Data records
___

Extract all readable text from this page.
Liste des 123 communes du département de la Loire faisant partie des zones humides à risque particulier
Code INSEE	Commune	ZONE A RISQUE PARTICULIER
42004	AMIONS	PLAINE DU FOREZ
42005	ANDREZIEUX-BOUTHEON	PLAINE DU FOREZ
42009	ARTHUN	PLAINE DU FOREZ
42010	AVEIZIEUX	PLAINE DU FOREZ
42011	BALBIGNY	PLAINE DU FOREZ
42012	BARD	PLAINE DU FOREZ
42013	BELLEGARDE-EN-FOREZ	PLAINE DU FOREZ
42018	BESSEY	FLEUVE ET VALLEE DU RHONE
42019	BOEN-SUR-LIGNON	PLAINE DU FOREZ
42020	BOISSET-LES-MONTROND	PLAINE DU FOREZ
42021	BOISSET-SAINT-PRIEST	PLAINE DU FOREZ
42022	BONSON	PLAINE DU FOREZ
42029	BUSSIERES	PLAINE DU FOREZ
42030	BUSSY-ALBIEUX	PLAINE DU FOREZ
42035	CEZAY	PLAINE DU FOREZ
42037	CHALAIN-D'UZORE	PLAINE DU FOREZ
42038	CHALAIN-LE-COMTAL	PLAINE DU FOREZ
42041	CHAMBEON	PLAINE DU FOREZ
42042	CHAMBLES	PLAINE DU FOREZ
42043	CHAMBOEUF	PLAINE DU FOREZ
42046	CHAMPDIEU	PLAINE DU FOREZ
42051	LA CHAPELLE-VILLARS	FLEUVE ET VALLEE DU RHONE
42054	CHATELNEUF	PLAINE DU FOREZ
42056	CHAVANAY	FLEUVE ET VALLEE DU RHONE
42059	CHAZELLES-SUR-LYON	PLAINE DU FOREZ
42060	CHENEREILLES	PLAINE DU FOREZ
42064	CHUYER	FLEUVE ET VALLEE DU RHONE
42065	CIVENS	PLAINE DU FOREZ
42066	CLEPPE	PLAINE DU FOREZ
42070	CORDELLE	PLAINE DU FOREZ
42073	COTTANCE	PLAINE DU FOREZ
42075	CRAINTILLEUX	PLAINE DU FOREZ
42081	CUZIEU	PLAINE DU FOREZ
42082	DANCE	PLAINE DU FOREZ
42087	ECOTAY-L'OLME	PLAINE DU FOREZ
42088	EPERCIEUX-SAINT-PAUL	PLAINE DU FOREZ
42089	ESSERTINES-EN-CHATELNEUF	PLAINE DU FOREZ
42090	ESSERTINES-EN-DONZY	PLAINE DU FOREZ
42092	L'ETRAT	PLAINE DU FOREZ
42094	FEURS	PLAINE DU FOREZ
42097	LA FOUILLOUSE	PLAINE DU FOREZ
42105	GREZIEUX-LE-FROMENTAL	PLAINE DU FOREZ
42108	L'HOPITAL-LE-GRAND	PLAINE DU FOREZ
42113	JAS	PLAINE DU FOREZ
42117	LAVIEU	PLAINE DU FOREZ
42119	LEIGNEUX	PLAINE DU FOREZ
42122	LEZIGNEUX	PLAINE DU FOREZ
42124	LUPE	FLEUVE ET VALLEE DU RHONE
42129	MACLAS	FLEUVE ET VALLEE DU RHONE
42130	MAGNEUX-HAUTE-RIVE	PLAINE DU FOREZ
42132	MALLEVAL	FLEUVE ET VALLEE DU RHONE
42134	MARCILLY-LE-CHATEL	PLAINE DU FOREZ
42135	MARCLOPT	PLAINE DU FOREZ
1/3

___

## Task objective
Retype all the records, matching them exactly.

## Result below
Extract all readable text from this page.
Liste des 123 communes du département de la Loire faisant partie des zones humides à risque particulier
Code INSEE	Commune	ZONE A RISQUE PARTICULIER
42004	AMIONS	PLAINE DU FOREZ
42005	ANDREZIEUX-BOUTHEON	PLAINE DU FOREZ
42009	ARTHUN	PLAINE DU FOREZ
42010	AVEIZIEUX	PLAINE DU FOREZ
42011	BALBIGNY	PLAINE DU FOREZ
42012	BARD	PLAINE DU FOREZ
42013	BELLEGARDE-EN-FOREZ	PLAINE DU FOREZ
42018	BESSEY	FLEUVE ET VALLEE DU RHONE
42019	BOEN-SUR-LIGNON	PLAINE DU FOREZ
42020	BOISSET-LES-MONTROND	PLAINE DU FOREZ
42021	BOISSET-SAINT-PRIEST	PLAINE DU FOREZ
42022	BONSON	PLAINE DU FOREZ
42029	BUSSIERES	PLAINE DU FOREZ
42030	BUSSY-ALBIEUX	PLAINE DU FOREZ
42035	CEZAY	PLAINE DU FOREZ
42037	CHALAIN-D'UZORE	PLAINE DU FOREZ
42038	CHALAIN-LE-COMTAL	PLAINE DU FOREZ
42041	CHAMBEON	PLAINE DU FOREZ
42042	CHAMBLES	PLAINE DU FOREZ
42043	CHAMBOEUF	PLAINE DU FOREZ
42046	CHAMPDIEU	PLAINE DU FOREZ
42051	LA CHAPELLE-VILLARS	FLEUVE ET VALLEE DU RHONE
42054	CHATELNEUF	PLAINE DU FOREZ
42056	CHAVANAY	FLEUVE ET VALLEE DU RHONE
42059	CHAZELLES-SUR-LYON	PLAINE DU FOREZ
42060	CHENEREILLES	PLAINE DU FOREZ
42064	CHUYER	FLEUVE ET VALLEE DU RHONE
42065	CIVENS	PLAINE DU FOREZ
42066	CLEPPE	PLAINE DU FOREZ
42070	CORDELLE	PLAINE DU FOREZ
42073	COTTANCE	PLAINE DU FOREZ
42075	CRAINTILLEUX	PLAINE DU FOREZ
42081	CUZIEU	PLAINE DU FOREZ
42082	DANCE	PLAINE DU FOREZ
42087	ECOTAY-L'OLME	PLAINE DU FOREZ
42088	EPERCIEUX-SAINT-PAUL	PLAINE DU FOREZ
42089	ESSERTINES-EN-CHATELNEUF	PLAINE DU FOREZ
42090	ESSERTINES-EN-DONZY	PLAINE DU FOREZ
42092	L'ETRAT	PLAINE DU FOREZ
42094	FEURS	PLAINE DU FOREZ
42097	LA FOUILLOUSE	PLAINE DU FOREZ
42105	GREZIEUX-LE-FROMENTAL	PLAINE DU FOREZ
42108	L'HOPITAL-LE-GRAND	PLAINE DU FOREZ
42113	JAS	PLAINE DU FOREZ
42117	LAVIEU	PLAINE DU FOREZ
42119	LEIGNEUX	PLAINE DU FOREZ
42122	LEZIGNEUX	PLAINE DU FOREZ
42124	LUPE	FLEUVE ET VALLEE DU RHONE
42129	MACLAS	FLEUVE ET VALLEE DU RHONE
42130	MAGNEUX-HAUTE-RIVE	PLAINE DU FOREZ
42132	MALLEVAL	FLEUVE ET VALLEE DU RHONE
42134	MARCILLY-LE-CHATEL	PLAINE DU FOREZ
42135	MARCLOPT	PLAINE DU FOREZ
1/3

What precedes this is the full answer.